06/17/2026 | Press release | Distributed by Public on 06/17/2026 16:43
Housing affordability remains a significant and persistent challenge nationwide. Renters continue to experience high cost burdens, while homeownership remains both difficult to attain for many households and more expensive to maintain.
These are the core findings from an annual report from Harvard University, the State of the Nation's Housing 2026, which provides an overview of housing conditions across the United States. The report finds that renters and homeowners alike are struggling to afford their housing. At the same time, the pace of new housing construction has slowed, and existing resources to preserve and expand affordable housing, including rental assistance and affordable housing development programs, remain insufficient.
Despite the pressing challenges, the report points to housing and land use innovations as potential solutions, while also highlighting promising policy proposals such as continued funding for the Community Development Block Grant program and broader federal investments in housing affordability, including those included in the 21st Century ROAD to Housing Act. Overall, the report concludes that greater federal investment will be needed to improve housing affordability at the scale required to meet the nation's housing needs, even as state and local governments have pursued a range of strategies to address housing affordability,
We focus on five key findings from the 2026 report, including: high rent burdens, increasing housing costs for homeowners, the need for more rental assistance, slowing affordable housing production, and the unequal impacts of housing affordability challenges across different populations. The report finds that households of color continue to face some of the greatest housing affordability challenges, reflecting longstanding disparities in access to affordable housing.
High Rent Burdens
Rent burdens remain high. In 2024, nearly half of all renter households, 22.7 million households nationwide, are rent burdened, meaning they spent more than 30 percent of their income on housing. This includes 12.1 million households who are severely rent burdened, meaning they spent more than half of their income on housing costs. These trends persist despite modest declines in median rents. Nationally, asking rents for professionally managed apartments remain substantially above pre-pandemic levels and have continued to increase in a number of high-cost metropolitan areas, like San Francisco and Honolulu.
Affordability challenges are particularly acute among households with the lowest incomes. Eighty-three percent of renters earning less than $30,000 annually are rent burdened, and 67 percent are severely rent burdened. As housing costs consume a growing share of household income, many renters have fewer resources available for other necessities, increasing the risk of financial hardship and housing instability.
Homeownership is Becoming More Expensive
Homeownership affordability continues to be shaped by rising costs. Home price appreciation has slowed relative to recent years, with homes appreciating 0.4 percent last year as opposed to 4 percent in the year before. However, prices remain significantly higher than they were before the pandemic. High home prices and the rising non-mortgage costs associated with homeownership are creating a growing cost burden for homeowners.
Nationally, home prices have increased by 54 percent since 2020. The median home price is nearly five times the median household income, substantially higher than the historical price-to-income ratio, which averaged 3.2 throughout the 1990s. While mortgage interest rates declined modestly in 2025, these reductions have generally not been sufficient to offset the impact of higher home prices.
As a result, access to homeownership remains challenging for many households. The national homeownership rate declined for the second consecutive year, and growth in the number of homeowner households was the slowest observed in a decade. Younger households under the age of 35 and households of color experienced some of the largest declines in homeownership rates.

───

Task brief → Summarize the press release above on housing affordability in two sentences.

Document layout analysis data
───

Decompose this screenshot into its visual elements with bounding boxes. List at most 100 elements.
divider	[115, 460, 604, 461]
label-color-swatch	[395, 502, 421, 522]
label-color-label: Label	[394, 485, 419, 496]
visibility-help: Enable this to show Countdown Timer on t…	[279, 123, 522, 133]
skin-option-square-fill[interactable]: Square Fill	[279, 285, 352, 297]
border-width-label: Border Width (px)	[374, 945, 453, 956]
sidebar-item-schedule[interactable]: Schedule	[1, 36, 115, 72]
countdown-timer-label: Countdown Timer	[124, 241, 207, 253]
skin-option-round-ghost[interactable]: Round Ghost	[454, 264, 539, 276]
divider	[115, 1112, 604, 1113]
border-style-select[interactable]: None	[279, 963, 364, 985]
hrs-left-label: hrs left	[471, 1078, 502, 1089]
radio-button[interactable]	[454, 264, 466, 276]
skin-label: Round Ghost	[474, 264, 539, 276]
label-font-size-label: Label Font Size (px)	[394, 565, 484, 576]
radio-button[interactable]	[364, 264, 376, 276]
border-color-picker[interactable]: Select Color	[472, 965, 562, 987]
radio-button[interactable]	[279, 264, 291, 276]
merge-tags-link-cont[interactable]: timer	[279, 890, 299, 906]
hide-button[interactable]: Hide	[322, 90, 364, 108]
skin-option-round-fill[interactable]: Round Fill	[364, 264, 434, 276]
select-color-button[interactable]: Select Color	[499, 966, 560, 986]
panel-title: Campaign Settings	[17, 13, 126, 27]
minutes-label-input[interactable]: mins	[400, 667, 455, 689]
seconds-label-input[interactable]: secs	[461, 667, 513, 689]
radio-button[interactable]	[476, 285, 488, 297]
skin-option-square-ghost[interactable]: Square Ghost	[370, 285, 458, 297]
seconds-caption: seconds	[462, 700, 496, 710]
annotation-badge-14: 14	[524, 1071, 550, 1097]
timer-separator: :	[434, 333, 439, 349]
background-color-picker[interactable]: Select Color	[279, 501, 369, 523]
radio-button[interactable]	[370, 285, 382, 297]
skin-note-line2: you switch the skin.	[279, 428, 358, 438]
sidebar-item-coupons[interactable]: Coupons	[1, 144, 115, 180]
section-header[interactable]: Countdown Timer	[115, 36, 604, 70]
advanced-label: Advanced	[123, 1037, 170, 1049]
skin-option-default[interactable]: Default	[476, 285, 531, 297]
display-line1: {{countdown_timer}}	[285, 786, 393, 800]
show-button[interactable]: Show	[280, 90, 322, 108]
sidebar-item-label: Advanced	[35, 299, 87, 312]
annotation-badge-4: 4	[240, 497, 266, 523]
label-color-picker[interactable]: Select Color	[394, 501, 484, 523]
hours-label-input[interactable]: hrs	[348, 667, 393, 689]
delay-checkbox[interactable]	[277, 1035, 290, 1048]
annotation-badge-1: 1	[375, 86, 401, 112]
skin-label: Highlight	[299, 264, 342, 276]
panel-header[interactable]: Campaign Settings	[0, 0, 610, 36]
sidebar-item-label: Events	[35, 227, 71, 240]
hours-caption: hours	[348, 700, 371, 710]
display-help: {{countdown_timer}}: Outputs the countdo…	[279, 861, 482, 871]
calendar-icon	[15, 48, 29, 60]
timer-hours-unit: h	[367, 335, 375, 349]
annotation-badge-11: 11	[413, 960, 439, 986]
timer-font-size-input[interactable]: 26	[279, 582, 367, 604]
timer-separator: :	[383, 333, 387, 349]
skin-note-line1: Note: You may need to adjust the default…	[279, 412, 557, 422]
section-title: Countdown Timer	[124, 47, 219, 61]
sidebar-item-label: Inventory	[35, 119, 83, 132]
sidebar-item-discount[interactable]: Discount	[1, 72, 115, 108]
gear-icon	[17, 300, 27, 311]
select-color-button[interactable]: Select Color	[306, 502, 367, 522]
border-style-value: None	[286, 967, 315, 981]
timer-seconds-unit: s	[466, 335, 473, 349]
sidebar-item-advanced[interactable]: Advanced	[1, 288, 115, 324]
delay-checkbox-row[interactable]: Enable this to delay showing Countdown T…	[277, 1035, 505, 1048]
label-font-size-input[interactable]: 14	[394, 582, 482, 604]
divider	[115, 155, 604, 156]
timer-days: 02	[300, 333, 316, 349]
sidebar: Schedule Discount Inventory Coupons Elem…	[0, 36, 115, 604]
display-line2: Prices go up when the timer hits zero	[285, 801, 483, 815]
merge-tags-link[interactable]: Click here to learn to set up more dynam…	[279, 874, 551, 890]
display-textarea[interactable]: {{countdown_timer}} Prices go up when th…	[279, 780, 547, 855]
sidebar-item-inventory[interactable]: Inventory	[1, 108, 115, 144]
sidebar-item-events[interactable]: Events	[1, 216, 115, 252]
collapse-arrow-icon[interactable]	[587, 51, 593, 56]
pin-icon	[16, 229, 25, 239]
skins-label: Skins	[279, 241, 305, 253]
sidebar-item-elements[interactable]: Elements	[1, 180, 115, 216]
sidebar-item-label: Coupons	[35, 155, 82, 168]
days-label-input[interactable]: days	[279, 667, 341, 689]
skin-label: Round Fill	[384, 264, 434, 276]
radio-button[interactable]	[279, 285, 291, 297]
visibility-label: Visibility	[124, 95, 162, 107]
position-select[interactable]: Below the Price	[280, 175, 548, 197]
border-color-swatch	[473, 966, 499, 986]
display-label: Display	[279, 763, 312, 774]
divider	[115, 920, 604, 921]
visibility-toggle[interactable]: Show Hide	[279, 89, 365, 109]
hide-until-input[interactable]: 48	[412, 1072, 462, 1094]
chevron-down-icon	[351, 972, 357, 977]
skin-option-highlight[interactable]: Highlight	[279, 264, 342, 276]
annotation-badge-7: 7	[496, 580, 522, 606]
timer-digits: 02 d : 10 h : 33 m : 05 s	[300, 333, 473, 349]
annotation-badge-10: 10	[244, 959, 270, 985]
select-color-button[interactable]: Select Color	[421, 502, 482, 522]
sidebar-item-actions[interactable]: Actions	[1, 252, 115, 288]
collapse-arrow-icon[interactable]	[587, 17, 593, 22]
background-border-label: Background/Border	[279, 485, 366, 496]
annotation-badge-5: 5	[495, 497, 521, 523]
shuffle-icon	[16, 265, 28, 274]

───

Reply → Harvard's State of the Nation's Housing 2026 report finds that renters and homeowners alike are struggling to afford their housing, with nearly half of all renter households rent burdened in 2024 and home prices up 54 percent nationally since 2020. It also finds that new housing construction has slowed and that resources for affordable housing remain insufficient, and it concludes that greater federal investment will be needed.